## MATERIAL PROVIDED
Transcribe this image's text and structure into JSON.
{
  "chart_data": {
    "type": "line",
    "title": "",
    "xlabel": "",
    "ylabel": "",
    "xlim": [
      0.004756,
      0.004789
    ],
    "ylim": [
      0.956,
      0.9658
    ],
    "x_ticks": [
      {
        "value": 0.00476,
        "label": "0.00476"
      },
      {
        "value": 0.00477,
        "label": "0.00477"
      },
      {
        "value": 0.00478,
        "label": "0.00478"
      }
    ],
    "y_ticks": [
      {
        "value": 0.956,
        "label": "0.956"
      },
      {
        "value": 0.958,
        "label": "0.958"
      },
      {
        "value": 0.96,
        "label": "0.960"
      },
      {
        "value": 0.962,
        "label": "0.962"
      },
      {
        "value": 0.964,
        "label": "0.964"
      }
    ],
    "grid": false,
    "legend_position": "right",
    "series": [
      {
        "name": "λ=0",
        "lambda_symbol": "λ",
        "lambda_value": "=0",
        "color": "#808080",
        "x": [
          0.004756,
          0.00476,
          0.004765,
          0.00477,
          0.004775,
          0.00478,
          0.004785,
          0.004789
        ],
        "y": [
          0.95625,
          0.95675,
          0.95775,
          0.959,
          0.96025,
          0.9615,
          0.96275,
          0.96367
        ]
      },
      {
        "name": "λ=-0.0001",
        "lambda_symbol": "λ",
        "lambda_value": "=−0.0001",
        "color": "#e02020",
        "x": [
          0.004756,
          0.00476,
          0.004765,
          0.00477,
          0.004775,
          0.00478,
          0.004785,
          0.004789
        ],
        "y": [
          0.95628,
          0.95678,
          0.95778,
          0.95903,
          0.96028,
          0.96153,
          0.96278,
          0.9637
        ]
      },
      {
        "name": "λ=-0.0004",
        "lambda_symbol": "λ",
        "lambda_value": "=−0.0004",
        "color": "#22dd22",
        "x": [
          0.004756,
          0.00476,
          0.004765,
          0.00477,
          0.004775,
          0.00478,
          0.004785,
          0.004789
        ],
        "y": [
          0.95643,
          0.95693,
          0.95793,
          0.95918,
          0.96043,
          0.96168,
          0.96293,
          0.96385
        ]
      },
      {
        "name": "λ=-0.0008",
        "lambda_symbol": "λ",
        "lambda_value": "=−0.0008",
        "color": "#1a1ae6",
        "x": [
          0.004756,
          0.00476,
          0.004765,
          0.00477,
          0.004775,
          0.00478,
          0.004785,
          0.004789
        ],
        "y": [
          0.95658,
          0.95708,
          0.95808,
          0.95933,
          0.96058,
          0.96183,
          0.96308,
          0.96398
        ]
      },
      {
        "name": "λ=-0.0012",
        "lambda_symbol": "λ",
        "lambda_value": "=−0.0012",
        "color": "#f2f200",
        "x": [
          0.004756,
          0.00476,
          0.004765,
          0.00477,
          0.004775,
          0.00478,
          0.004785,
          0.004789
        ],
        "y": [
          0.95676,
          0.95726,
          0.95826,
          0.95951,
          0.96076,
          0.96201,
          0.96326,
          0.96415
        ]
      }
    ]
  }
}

## SHORT TASK
Reproduce the whole listing word for word.

## ANSWER TO THE PROBLEM
Transcribe this image's text and structure into JSON.
{
  "chart_data": {
    "type": "line",
    "title": "",
    "xlabel": "",
    "ylabel": "",
    "xlim": [
      0.004756,
      0.004789
    ],
    "ylim": [
      0.956,
      0.9658
    ],
    "x_ticks": [
      {
        "value": 0.00476,
        "label": "0.00476"
      },
      {
        "value": 0.00477,
        "label": "0.00477"
      },
      {
        "value": 0.00478,
        "label": "0.00478"
      }
    ],
    "y_ticks": [
      {
        "value": 0.956,
        "label": "0.956"
      },
      {
        "value": 0.958,
        "label": "0.958"
      },
      {
        "value": 0.96,
        "label": "0.960"
      },
      {
        "value": 0.962,
        "label": "0.962"
      },
      {
        "value": 0.964,
        "label": "0.964"
      }
    ],
    "grid": false,
    "legend_position": "right",
    "series": [
      {
        "name": "λ=0",
        "lambda_symbol": "λ",
        "lambda_value": "=0",
        "color": "#808080",
        "x": [
          0.004756,
          0.00476,
          0.004765,
          0.00477,
          0.004775,
          0.00478,
          0.004785,
          0.004789
        ],
        "y": [
          0.95625,
          0.95675,
          0.95775,
          0.959,
          0.96025,
          0.9615,
          0.96275,
          0.96367
        ]
      },
      {
        "name": "λ=-0.0001",
        "lambda_symbol": "λ",
        "lambda_value": "=−0.0001",
        "color": "#e02020",
        "x": [
          0.004756,
          0.00476,
          0.004765,
          0.00477,
          0.004775,
          0.00478,
          0.004785,
          0.004789
        ],
        "y": [
          0.95628,
          0.95678,
          0.95778,
          0.95903,
          0.96028,
          0.96153,
          0.96278,
          0.9637
        ]
      },
      {
        "name": "λ=-0.0004",
        "lambda_symbol": "λ",
        "lambda_value": "=−0.0004",
        "color": "#22dd22",
        "x": [
          0.004756,
          0.00476,
          0.004765,
          0.00477,
          0.004775,
          0.00478,
          0.004785,
          0.004789
        ],
        "y": [
          0.95643,
          0.95693,
          0.95793,
          0.95918,
          0.96043,
          0.96168,
          0.96293,
          0.96385
        ]
      },
      {
        "name": "λ=-0.0008",
        "lambda_symbol": "λ",
        "lambda_value": "=−0.0008",
        "color": "#1a1ae6",
        "x": [
          0.004756,
          0.00476,
          0.004765,
          0.00477,
          0.004775,
          0.00478,
          0.004785,
          0.004789
        ],
        "y": [
          0.95658,
          0.95708,
          0.95808,
          0.95933,
          0.96058,
          0.96183,
          0.96308,
          0.96398
        ]
      },
      {
        "name": "λ=-0.0012",
        "lambda_symbol": "λ",
        "lambda_value": "=−0.0012",
        "color": "#f2f200",
        "x": [
          0.004756,
          0.00476,
          0.004765,
          0.00477,
          0.004775,
          0.00478,
          0.004785,
          0.004789
        ],
        "y": [
          0.95676,
          0.95726,
          0.95826,
          0.95951,
          0.96076,
          0.96201,
          0.96326,
          0.96415
        ]
      }
    ]
  }
}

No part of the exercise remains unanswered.